**** DATA SUPPLIED

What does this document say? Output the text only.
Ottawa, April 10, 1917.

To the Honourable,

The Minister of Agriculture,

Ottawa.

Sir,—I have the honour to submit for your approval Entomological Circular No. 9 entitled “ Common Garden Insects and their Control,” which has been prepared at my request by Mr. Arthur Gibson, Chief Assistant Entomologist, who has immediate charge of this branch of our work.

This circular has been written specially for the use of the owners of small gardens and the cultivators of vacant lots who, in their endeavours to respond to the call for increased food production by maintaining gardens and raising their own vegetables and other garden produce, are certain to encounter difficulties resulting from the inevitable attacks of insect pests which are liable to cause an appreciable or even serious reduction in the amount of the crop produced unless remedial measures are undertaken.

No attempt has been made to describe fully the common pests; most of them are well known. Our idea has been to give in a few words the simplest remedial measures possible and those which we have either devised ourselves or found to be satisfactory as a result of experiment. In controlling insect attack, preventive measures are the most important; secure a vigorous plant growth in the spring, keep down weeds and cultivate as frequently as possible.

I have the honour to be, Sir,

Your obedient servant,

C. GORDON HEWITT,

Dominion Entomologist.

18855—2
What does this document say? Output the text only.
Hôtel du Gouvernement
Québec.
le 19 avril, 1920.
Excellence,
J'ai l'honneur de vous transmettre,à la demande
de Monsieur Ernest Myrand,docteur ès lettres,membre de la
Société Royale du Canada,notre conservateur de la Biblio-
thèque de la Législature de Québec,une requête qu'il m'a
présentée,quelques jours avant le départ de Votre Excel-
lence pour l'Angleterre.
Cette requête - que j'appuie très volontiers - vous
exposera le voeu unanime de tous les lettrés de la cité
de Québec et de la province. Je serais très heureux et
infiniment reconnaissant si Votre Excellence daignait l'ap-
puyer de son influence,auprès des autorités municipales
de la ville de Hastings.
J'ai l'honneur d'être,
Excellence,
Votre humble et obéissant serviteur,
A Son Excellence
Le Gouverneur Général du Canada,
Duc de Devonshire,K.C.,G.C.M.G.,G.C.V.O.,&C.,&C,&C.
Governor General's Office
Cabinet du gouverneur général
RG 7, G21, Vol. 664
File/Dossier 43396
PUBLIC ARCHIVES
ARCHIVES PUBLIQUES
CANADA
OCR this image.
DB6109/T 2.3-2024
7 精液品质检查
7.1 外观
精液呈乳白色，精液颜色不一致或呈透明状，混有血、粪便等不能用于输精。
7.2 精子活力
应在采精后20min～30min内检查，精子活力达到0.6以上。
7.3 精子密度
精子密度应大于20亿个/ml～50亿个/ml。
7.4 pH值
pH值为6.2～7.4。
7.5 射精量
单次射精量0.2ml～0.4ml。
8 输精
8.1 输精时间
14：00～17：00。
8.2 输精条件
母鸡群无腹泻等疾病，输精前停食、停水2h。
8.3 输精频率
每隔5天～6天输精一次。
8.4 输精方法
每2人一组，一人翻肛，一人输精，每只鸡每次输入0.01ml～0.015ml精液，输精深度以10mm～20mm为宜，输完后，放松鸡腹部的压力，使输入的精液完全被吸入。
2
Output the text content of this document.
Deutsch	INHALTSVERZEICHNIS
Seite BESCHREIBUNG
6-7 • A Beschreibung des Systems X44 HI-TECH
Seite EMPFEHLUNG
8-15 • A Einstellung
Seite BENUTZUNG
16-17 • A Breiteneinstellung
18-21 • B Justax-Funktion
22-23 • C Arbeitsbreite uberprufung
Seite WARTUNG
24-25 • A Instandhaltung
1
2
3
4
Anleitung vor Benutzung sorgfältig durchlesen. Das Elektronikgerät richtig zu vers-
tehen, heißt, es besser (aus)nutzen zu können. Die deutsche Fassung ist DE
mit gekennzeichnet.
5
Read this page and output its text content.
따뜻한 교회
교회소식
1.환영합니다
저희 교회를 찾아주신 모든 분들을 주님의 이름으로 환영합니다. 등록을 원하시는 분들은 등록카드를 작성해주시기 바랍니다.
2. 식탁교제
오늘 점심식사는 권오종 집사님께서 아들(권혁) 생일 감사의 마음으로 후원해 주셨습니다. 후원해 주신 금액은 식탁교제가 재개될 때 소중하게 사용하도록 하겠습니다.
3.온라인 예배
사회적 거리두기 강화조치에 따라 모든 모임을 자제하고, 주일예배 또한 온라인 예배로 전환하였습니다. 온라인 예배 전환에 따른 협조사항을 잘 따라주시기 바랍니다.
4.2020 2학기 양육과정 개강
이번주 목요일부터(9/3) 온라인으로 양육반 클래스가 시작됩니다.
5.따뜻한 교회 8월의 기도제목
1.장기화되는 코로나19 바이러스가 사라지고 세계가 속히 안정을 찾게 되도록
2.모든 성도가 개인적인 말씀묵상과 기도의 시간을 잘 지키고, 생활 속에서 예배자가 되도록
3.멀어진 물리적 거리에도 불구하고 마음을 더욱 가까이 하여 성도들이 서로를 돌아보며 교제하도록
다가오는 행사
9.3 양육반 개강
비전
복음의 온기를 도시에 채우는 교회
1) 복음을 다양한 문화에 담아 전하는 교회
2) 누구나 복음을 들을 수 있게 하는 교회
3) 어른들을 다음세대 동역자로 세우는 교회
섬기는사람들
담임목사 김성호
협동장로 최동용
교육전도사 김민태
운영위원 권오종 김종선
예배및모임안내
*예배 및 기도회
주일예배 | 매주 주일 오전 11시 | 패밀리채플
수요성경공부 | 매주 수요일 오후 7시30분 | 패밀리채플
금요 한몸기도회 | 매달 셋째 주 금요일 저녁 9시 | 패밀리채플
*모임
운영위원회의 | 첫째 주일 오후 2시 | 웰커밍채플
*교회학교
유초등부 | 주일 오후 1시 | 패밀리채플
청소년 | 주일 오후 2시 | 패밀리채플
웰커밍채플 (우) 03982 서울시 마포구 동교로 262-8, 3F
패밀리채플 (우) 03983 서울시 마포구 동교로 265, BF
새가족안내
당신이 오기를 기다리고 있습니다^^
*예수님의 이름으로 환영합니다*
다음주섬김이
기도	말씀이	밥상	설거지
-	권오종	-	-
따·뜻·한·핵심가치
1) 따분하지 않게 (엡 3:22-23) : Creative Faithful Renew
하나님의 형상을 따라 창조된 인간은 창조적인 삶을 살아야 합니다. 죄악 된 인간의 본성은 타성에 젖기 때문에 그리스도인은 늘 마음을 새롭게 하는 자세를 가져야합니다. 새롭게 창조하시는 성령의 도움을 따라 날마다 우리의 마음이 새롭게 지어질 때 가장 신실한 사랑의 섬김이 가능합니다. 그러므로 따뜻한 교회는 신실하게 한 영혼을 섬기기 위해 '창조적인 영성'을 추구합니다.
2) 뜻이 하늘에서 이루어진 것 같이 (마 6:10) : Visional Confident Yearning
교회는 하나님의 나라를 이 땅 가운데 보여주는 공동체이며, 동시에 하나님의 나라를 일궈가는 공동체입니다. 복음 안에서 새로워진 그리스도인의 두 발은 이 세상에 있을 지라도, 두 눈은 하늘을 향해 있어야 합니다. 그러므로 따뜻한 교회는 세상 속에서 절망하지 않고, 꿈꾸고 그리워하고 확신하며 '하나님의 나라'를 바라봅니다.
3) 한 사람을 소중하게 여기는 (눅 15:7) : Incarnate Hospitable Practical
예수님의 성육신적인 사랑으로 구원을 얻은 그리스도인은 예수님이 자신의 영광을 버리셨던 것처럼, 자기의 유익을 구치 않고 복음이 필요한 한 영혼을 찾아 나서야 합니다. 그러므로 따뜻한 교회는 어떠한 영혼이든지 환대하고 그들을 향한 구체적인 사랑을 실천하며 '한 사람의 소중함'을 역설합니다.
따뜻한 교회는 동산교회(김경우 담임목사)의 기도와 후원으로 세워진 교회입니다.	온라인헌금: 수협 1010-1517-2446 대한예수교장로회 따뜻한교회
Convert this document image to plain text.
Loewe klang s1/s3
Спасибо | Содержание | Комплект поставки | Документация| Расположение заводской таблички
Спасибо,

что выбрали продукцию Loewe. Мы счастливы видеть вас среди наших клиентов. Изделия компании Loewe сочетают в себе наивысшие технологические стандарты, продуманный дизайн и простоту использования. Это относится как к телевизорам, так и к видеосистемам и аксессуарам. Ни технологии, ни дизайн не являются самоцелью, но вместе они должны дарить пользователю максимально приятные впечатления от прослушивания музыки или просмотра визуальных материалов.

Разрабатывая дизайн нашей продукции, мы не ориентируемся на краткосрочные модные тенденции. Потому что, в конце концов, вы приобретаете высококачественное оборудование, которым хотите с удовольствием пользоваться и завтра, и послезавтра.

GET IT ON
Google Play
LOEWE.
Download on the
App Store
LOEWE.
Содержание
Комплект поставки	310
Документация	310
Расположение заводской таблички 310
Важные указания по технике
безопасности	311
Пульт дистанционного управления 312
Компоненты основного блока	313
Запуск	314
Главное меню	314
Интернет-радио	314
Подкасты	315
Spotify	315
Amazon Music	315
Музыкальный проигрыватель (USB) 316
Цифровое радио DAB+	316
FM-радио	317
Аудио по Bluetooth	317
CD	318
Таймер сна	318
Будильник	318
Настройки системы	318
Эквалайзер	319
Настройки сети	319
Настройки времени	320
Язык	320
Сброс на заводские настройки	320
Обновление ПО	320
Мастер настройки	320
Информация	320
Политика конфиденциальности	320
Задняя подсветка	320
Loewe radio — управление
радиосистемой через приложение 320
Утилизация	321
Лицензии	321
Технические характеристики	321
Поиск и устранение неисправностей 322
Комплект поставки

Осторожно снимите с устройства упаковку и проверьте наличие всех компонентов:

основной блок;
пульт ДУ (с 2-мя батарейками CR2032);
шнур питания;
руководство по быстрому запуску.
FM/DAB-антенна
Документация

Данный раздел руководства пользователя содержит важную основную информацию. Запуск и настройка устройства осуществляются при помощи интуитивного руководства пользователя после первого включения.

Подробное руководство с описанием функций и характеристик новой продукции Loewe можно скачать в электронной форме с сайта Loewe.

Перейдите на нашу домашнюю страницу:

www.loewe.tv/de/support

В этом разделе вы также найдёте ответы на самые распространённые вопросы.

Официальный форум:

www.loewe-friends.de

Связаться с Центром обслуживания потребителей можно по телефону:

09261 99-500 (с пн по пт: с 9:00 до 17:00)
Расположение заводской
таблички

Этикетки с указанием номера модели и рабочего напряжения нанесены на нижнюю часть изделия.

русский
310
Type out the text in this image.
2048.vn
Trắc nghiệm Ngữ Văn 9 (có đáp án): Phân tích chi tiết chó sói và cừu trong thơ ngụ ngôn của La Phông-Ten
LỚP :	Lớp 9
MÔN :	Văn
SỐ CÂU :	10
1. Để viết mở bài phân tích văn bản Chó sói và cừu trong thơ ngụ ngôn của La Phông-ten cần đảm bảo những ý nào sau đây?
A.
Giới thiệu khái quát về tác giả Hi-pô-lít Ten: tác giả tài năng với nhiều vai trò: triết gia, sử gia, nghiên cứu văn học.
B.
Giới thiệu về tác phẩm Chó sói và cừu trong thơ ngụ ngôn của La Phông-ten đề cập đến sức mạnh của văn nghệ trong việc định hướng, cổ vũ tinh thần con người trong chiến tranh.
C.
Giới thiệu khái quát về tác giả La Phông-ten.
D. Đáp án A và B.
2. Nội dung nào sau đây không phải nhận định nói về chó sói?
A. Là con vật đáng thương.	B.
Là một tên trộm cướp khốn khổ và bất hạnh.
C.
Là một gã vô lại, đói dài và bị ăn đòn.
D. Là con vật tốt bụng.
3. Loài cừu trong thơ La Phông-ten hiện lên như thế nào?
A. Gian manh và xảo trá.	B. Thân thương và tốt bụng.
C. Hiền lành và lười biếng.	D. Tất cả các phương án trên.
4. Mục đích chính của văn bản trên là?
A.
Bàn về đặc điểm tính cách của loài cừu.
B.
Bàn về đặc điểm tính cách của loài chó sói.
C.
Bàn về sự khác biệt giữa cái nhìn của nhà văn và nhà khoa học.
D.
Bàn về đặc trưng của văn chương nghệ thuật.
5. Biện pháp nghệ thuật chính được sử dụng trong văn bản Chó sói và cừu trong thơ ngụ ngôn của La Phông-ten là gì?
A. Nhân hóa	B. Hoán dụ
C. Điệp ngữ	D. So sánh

********

AIM: Extract, from the listing above, every line where the string "trong" occurs.

EXERCISE RESPONSE:
Trắc nghiệm Ngữ Văn 9 (có đáp án): Phân tích chi tiết chó sói và cừu trong thơ ngụ ngôn của La Phông-Ten
1. Để viết mở bài phân tích văn bản Chó sói và cừu trong thơ ngụ ngôn của La Phông-ten cần đảm bảo những ý nào sau đây?
Giới thiệu về tác phẩm Chó sói và cừu trong thơ ngụ ngôn của La Phông-ten đề cập đến sức mạnh của văn nghệ trong việc định hướng, cổ vũ tinh thần con người trong chiến tranh.
3. Loài cừu trong thơ La Phông-ten hiện lên như thế nào?
5. Biện pháp nghệ thuật chính được sử dụng trong văn bản Chó sói và cừu trong thơ ngụ ngôn của La Phông-ten là gì?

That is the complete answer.